Extract the full listing below without altering a single character.

(Stored records)
▬▬▬▬▬▬

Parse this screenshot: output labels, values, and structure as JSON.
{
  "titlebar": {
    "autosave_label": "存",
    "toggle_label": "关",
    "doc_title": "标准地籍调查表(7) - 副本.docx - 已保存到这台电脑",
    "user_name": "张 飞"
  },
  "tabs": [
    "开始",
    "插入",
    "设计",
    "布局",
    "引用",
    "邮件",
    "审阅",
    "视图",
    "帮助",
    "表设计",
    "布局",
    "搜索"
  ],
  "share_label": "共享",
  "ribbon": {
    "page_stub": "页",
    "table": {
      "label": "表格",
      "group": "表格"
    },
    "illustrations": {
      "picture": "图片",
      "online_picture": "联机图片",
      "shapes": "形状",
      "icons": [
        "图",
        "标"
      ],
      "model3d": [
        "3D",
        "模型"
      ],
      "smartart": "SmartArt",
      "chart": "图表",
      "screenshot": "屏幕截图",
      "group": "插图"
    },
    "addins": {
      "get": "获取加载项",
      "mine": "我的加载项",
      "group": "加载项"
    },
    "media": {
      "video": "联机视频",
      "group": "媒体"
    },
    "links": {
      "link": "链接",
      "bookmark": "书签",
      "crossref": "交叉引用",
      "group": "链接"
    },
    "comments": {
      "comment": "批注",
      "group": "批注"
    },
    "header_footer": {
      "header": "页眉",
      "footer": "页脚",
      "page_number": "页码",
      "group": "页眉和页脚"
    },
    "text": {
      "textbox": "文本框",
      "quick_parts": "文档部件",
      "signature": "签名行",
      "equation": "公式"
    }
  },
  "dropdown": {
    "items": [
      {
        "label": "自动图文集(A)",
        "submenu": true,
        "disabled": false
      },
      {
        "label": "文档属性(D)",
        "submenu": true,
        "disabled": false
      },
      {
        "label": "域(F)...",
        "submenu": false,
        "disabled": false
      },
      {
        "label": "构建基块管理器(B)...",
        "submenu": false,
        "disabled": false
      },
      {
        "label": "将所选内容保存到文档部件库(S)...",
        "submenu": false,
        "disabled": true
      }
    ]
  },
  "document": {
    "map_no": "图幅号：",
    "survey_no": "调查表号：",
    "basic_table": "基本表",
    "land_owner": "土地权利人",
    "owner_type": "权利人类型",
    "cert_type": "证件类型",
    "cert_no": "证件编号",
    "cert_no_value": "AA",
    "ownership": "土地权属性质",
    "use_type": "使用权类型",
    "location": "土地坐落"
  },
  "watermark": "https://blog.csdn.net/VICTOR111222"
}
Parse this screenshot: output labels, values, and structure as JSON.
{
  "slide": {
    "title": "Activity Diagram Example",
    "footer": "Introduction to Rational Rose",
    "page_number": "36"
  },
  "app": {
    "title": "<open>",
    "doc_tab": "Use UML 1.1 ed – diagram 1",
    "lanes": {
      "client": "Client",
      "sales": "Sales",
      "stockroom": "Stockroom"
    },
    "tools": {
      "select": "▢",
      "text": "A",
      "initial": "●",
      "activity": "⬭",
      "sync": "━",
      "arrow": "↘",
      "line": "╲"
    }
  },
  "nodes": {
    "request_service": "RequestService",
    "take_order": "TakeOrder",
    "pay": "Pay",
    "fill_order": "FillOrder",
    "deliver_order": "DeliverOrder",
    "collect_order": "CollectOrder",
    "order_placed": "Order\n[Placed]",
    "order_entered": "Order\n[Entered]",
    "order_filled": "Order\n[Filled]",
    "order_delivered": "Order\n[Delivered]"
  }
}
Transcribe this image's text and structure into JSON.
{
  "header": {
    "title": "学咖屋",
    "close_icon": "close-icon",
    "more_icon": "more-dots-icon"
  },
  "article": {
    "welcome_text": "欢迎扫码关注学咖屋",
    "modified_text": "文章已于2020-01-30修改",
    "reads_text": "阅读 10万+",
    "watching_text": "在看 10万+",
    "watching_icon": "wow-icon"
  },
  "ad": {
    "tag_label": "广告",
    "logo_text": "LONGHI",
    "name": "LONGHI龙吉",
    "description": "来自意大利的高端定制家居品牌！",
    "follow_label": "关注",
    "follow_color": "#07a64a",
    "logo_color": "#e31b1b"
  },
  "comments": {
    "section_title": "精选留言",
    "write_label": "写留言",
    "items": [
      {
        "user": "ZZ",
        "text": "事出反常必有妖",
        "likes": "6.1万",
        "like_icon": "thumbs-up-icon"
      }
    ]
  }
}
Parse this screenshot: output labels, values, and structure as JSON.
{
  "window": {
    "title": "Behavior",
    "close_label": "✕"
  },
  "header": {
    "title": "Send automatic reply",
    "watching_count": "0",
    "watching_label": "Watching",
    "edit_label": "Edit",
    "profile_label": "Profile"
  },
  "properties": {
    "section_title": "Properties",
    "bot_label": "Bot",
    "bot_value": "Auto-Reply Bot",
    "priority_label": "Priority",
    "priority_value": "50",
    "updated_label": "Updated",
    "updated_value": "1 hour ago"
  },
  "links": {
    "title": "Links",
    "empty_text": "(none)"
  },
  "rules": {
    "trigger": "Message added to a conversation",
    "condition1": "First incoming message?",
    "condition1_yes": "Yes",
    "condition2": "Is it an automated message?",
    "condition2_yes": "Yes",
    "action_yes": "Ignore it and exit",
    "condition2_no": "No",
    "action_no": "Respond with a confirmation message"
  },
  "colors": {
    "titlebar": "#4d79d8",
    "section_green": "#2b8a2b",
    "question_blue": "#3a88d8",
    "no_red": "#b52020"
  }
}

▬▬▬▬▬▬

RESPONSE FOR THIS EXERCISE
Parse this screenshot: output labels, values, and structure as JSON.
{
  "titlebar": {
    "autosave_label": "存",
    "toggle_label": "关",
    "doc_title": "标准地籍调查表(7) - 副本.docx - 已保存到这台电脑",
    "user_name": "张 飞"
  },
  "tabs": [
    "开始",
    "插入",
    "设计",
    "布局",
    "引用",
    "邮件",
    "审阅",
    "视图",
    "帮助",
    "表设计",
    "布局",
    "搜索"
  ],
  "share_label": "共享",
  "ribbon": {
    "page_stub": "页",
    "table": {
      "label": "表格",
      "group": "表格"
    },
    "illustrations": {
      "picture": "图片",
      "online_picture": "联机图片",
      "shapes": "形状",
      "icons": [
        "图",
        "标"
      ],
      "model3d": [
        "3D",
        "模型"
      ],
      "smartart": "SmartArt",
      "chart": "图表",
      "screenshot": "屏幕截图",
      "group": "插图"
    },
    "addins": {
      "get": "获取加载项",
      "mine": "我的加载项",
      "group": "加载项"
    },
    "media": {
      "video": "联机视频",
      "group": "媒体"
    },
    "links": {
      "link": "链接",
      "bookmark": "书签",
      "crossref": "交叉引用",
      "group": "链接"
    },
    "comments": {
      "comment": "批注",
      "group": "批注"
    },
    "header_footer": {
      "header": "页眉",
      "footer": "页脚",
      "page_number": "页码",
      "group": "页眉和页脚"
    },
    "text": {
      "textbox": "文本框",
      "quick_parts": "文档部件",
      "signature": "签名行",
      "equation": "公式"
    }
  },
  "dropdown": {
    "items": [
      {
        "label": "自动图文集(A)",
        "submenu": true,
        "disabled": false
      },
      {
        "label": "文档属性(D)",
        "submenu": true,
        "disabled": false
      },
      {
        "label": "域(F)...",
        "submenu": false,
        "disabled": false
      },
      {
        "label": "构建基块管理器(B)...",
        "submenu": false,
        "disabled": false
      },
      {
        "label": "将所选内容保存到文档部件库(S)...",
        "submenu": false,
        "disabled": true
      }
    ]
  },
  "document": {
    "map_no": "图幅号：",
    "survey_no": "调查表号：",
    "basic_table": "基本表",
    "land_owner": "土地权利人",
    "owner_type": "权利人类型",
    "cert_type": "证件类型",
    "cert_no": "证件编号",
    "cert_no_value": "AA",
    "ownership": "土地权属性质",
    "use_type": "使用权类型",
    "location": "土地坐落"
  },
  "watermark": "https://blog.csdn.net/VICTOR111222"
}
Parse this screenshot: output labels, values, and structure as JSON.
{
  "slide": {
    "title": "Activity Diagram Example",
    "footer": "Introduction to Rational Rose",
    "page_number": "36"
  },
  "app": {
    "title": "<open>",
    "doc_tab": "Use UML 1.1 ed – diagram 1",
    "lanes": {
      "client": "Client",
      "sales": "Sales",
      "stockroom": "Stockroom"
    },
    "tools": {
      "select": "▢",
      "text": "A",
      "initial": "●",
      "activity": "⬭",
      "sync": "━",
      "arrow": "↘",
      "line": "╲"
    }
  },
  "nodes": {
    "request_service": "RequestService",
    "take_order": "TakeOrder",
    "pay": "Pay",
    "fill_order": "FillOrder",
    "deliver_order": "DeliverOrder",
    "collect_order": "CollectOrder",
    "order_placed": "Order\n[Placed]",
    "order_entered": "Order\n[Entered]",
    "order_filled": "Order\n[Filled]",
    "order_delivered": "Order\n[Delivered]"
  }
}
Transcribe this image's text and structure into JSON.
{
  "header": {
    "title": "学咖屋",
    "close_icon": "close-icon",
    "more_icon": "more-dots-icon"
  },
  "article": {
    "welcome_text": "欢迎扫码关注学咖屋",
    "modified_text": "文章已于2020-01-30修改",
    "reads_text": "阅读 10万+",
    "watching_text": "在看 10万+",
    "watching_icon": "wow-icon"
  },
  "ad": {
    "tag_label": "广告",
    "logo_text": "LONGHI",
    "name": "LONGHI龙吉",
    "description": "来自意大利的高端定制家居品牌！",
    "follow_label": "关注",
    "follow_color": "#07a64a",
    "logo_color": "#e31b1b"
  },
  "comments": {
    "section_title": "精选留言",
    "write_label": "写留言",
    "items": [
      {
        "user": "ZZ",
        "text": "事出反常必有妖",
        "likes": "6.1万",
        "like_icon": "thumbs-up-icon"
      }
    ]
  }
}
Parse this screenshot: output labels, values, and structure as JSON.
{
  "window": {
    "title": "Behavior",
    "close_label": "✕"
  },
  "header": {
    "title": "Send automatic reply",
    "watching_count": "0",
    "watching_label": "Watching",
    "edit_label": "Edit",
    "profile_label": "Profile"
  },
  "properties": {
    "section_title": "Properties",
    "bot_label": "Bot",
    "bot_value": "Auto-Reply Bot",
    "priority_label": "Priority",
    "priority_value": "50",
    "updated_label": "Updated",
    "updated_value": "1 hour ago"
  },
  "links": {
    "title": "Links",
    "empty_text": "(none)"
  },
  "rules": {
    "trigger": "Message added to a conversation",
    "condition1": "First incoming message?",
    "condition1_yes": "Yes",
    "condition2": "Is it an automated message?",
    "condition2_yes": "Yes",
    "action_yes": "Ignore it and exit",
    "condition2_no": "No",
    "action_no": "Respond with a confirmation message"
  },
  "colors": {
    "titlebar": "#4d79d8",
    "section_green": "#2b8a2b",
    "question_blue": "#3a88d8",
    "no_red": "#b52020"
  }
}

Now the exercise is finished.